• **Given records**
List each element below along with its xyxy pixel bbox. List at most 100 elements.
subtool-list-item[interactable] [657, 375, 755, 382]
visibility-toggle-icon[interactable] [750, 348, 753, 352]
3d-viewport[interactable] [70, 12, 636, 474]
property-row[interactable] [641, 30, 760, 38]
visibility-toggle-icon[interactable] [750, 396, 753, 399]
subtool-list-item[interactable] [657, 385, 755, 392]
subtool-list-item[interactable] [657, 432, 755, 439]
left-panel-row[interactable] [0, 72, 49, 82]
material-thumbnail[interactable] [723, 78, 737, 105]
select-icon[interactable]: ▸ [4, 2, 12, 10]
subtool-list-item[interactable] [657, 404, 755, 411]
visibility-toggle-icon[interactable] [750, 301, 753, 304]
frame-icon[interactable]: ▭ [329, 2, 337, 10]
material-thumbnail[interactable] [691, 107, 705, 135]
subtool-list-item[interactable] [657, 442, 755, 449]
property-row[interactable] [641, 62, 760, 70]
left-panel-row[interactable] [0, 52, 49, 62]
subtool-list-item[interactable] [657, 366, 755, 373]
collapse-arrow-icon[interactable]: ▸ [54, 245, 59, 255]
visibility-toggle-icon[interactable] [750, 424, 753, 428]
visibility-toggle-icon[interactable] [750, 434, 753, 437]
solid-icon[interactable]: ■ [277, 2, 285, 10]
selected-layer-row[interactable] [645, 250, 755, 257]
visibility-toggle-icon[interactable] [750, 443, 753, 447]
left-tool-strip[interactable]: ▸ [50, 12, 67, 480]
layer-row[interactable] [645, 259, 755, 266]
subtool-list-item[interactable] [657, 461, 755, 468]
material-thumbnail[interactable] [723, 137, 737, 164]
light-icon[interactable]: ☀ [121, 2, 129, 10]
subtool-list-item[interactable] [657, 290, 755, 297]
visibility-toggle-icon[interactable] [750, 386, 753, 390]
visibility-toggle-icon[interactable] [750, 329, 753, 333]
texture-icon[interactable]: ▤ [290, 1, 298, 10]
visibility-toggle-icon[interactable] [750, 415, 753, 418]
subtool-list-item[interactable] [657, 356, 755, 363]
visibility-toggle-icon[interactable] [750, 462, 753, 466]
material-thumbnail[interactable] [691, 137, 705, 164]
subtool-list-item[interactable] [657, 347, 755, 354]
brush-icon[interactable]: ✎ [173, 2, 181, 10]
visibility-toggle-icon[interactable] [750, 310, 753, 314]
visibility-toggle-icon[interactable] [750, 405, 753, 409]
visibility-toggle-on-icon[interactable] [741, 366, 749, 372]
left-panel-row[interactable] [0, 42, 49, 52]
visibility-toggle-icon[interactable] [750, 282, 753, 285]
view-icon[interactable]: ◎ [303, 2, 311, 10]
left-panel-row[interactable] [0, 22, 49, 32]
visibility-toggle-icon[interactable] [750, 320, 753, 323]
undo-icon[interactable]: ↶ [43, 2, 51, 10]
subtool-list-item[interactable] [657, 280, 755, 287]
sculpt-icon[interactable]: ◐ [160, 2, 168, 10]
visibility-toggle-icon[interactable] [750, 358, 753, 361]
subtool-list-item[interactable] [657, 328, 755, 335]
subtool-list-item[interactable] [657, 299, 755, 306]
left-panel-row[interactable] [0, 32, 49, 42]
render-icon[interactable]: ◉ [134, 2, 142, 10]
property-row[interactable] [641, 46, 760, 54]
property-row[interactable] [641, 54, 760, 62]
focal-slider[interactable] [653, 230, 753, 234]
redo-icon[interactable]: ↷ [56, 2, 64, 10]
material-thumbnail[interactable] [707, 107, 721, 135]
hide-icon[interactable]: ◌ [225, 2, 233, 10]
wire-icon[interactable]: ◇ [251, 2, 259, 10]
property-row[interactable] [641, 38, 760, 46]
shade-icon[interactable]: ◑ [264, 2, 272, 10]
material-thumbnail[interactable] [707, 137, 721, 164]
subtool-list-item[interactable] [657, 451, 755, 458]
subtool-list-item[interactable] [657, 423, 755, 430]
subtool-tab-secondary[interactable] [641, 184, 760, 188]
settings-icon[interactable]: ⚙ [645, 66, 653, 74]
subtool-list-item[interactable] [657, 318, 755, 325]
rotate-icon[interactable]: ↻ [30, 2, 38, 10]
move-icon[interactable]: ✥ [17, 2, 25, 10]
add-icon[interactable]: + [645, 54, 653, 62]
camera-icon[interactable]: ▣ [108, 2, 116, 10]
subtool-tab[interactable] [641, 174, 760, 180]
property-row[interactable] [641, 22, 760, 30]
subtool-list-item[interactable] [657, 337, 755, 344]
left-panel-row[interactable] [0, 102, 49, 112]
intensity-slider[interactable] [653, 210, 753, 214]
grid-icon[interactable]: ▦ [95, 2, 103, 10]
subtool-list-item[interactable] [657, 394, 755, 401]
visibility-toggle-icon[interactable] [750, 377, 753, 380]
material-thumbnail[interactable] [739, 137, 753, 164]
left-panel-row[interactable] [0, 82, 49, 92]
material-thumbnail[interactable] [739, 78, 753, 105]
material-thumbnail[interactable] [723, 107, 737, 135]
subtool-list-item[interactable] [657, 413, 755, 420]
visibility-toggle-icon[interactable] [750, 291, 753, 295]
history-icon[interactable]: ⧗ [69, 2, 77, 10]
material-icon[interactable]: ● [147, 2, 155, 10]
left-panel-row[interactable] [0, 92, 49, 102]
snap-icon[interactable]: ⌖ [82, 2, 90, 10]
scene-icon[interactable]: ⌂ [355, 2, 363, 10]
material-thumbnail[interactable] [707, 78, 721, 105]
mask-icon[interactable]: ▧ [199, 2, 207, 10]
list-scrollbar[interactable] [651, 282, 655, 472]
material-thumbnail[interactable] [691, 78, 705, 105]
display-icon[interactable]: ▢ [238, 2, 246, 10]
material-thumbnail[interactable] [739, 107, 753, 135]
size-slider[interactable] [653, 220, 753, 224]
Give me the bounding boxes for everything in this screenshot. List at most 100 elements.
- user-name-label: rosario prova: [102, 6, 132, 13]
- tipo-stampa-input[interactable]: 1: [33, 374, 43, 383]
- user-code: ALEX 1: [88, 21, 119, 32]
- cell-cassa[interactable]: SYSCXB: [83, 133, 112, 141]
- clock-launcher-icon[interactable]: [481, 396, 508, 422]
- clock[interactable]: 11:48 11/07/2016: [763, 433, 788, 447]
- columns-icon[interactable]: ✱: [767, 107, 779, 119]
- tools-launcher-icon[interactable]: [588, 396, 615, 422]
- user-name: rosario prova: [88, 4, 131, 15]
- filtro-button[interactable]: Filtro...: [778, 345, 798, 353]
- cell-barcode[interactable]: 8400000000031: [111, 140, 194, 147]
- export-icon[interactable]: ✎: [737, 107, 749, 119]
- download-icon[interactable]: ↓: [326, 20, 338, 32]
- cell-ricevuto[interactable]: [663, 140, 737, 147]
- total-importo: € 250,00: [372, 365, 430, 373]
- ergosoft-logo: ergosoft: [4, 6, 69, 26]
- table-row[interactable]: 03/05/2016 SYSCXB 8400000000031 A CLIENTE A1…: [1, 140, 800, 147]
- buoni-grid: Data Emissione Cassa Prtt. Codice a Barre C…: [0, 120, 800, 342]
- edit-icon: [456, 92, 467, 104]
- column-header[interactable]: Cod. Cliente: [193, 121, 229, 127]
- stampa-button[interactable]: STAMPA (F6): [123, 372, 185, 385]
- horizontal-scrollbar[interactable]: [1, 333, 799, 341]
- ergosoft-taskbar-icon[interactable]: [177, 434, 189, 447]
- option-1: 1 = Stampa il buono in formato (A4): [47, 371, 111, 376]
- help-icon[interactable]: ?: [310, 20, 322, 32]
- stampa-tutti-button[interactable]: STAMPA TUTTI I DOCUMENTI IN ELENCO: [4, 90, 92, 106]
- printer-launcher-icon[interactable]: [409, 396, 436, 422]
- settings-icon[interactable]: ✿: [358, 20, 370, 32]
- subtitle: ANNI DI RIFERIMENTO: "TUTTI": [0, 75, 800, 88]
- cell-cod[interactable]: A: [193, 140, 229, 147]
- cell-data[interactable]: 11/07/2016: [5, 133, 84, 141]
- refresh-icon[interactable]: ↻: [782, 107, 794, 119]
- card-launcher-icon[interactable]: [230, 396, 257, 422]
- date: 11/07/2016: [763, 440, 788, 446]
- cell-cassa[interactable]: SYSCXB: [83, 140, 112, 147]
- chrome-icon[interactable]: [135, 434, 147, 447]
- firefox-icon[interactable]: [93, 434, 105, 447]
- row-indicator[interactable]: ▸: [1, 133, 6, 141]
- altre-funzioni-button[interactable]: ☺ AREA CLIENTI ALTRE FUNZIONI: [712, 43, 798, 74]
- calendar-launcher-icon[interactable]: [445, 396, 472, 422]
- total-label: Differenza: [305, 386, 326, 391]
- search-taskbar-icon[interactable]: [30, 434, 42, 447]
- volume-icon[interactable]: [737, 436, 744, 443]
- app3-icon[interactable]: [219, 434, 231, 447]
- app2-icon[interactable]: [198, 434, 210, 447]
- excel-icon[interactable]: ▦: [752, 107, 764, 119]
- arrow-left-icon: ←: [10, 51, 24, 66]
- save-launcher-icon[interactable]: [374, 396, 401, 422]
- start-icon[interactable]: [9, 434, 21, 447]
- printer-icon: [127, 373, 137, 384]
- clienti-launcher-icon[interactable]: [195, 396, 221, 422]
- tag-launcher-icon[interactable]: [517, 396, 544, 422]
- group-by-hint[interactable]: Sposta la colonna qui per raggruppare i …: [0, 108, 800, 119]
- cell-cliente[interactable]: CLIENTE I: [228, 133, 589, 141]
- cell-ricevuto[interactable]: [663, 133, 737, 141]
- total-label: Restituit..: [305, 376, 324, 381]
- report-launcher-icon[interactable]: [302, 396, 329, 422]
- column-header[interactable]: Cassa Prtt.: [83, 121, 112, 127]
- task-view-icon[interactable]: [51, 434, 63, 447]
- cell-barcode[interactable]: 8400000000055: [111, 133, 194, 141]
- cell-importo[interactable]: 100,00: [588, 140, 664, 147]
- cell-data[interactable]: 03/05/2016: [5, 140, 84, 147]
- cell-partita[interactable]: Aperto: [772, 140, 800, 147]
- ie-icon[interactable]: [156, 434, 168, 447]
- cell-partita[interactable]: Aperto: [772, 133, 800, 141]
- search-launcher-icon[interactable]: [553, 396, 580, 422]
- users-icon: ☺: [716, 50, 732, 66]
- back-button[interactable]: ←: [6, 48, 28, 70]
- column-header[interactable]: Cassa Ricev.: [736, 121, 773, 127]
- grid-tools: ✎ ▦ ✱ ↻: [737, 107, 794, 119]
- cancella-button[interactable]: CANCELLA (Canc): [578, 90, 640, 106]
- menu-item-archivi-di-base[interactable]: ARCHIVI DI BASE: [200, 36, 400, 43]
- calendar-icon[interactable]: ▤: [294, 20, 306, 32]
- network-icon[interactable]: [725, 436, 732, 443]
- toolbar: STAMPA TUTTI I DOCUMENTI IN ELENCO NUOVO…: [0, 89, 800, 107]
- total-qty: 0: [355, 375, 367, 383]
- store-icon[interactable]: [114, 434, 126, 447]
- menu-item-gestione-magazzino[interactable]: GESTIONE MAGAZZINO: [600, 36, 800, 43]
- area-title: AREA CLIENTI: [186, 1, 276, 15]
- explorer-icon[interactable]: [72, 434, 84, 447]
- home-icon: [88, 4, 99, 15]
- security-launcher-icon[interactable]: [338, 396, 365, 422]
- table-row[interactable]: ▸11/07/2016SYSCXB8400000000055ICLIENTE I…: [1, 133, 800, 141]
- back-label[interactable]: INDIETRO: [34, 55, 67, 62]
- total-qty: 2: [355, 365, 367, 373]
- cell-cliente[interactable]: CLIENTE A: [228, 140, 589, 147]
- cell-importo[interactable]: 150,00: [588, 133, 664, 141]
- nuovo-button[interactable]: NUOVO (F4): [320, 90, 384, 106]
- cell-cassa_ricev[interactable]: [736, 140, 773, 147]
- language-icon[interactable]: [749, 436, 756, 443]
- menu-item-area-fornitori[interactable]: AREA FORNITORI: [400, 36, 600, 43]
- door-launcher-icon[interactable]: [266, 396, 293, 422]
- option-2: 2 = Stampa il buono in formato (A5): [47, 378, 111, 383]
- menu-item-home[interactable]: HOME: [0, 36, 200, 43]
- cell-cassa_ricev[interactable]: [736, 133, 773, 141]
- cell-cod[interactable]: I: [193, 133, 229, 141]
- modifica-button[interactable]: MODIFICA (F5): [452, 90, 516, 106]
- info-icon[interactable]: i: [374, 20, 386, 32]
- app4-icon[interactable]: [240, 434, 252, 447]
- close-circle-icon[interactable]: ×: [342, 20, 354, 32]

• **Task**
Put the data from the first line through the line that contains "collapse-arrow-icon[interactable]: ▸ [54, 245, 59, 255]" into a Markdown table with the columns Row and Data line. Number each row and skip any blank lines.

• **Expected output**
| Row | Data line |
|---|---|
| 1 | List each element below along with its xyxy pixel bbox. List at most 100 elements. |
| 2 | subtool-list-item[interactable] [657, 375, 755, 382] |
| 3 | visibility-toggle-icon[interactable] [750, 348, 753, 352] |
| 4 | 3d-viewport[interactable] [70, 12, 636, 474] |
| 5 | property-row[interactable] [641, 30, 760, 38] |
| 6 | visibility-toggle-icon[interactable] [750, 396, 753, 399] |
| 7 | subtool-list-item[interactable] [657, 385, 755, 392] |
| 8 | subtool-list-item[interactable] [657, 432, 755, 439] |
| 9 | left-panel-row[interactable] [0, 72, 49, 82] |
| 10 | material-thumbnail[interactable] [723, 78, 737, 105] |
| 11 | select-icon[interactable]: ▸ [4, 2, 12, 10] |
| 12 | subtool-list-item[interactable] [657, 404, 755, 411] |
| 13 | visibility-toggle-icon[interactable] [750, 301, 753, 304] |
| 14 | frame-icon[interactable]: ▭ [329, 2, 337, 10] |
| 15 | material-thumbnail[interactable] [691, 107, 705, 135] |
| 16 | subtool-list-item[interactable] [657, 442, 755, 449] |
| 17 | property-row[interactable] [641, 62, 760, 70] |
| 18 | left-panel-row[interactable] [0, 52, 49, 62] |
| 19 | subtool-list-item[interactable] [657, 366, 755, 373] |
| 20 | collapse-arrow-icon[interactable]: ▸ [54, 245, 59, 255] |